** Input material **

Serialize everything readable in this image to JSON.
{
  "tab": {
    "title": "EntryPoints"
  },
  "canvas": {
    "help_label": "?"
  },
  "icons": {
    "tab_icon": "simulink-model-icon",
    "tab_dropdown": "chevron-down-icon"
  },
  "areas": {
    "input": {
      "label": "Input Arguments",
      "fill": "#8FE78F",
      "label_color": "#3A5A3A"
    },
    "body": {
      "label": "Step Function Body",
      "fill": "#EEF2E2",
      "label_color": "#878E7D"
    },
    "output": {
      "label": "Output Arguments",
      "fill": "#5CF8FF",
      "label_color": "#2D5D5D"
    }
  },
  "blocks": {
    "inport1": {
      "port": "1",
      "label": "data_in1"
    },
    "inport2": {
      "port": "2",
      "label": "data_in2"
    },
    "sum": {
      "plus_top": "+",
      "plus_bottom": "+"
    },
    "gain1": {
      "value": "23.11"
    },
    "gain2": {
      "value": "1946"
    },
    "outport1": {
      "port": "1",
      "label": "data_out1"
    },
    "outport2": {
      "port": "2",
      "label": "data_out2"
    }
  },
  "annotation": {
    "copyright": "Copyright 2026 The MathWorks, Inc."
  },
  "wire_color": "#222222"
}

** Exercise goal **
Copy out each line exactly as written.

** Solution **
Serialize everything readable in this image to JSON.
{
  "tab": {
    "title": "EntryPoints"
  },
  "canvas": {
    "help_label": "?"
  },
  "icons": {
    "tab_icon": "simulink-model-icon",
    "tab_dropdown": "chevron-down-icon"
  },
  "areas": {
    "input": {
      "label": "Input Arguments",
      "fill": "#8FE78F",
      "label_color": "#3A5A3A"
    },
    "body": {
      "label": "Step Function Body",
      "fill": "#EEF2E2",
      "label_color": "#878E7D"
    },
    "output": {
      "label": "Output Arguments",
      "fill": "#5CF8FF",
      "label_color": "#2D5D5D"
    }
  },
  "blocks": {
    "inport1": {
      "port": "1",
      "label": "data_in1"
    },
    "inport2": {
      "port": "2",
      "label": "data_in2"
    },
    "sum": {
      "plus_top": "+",
      "plus_bottom": "+"
    },
    "gain1": {
      "value": "23.11"
    },
    "gain2": {
      "value": "1946"
    },
    "outport1": {
      "port": "1",
      "label": "data_out1"
    },
    "outport2": {
      "port": "2",
      "label": "data_out2"
    }
  },
  "annotation": {
    "copyright": "Copyright 2026 The MathWorks, Inc."
  },
  "wire_color": "#222222"
}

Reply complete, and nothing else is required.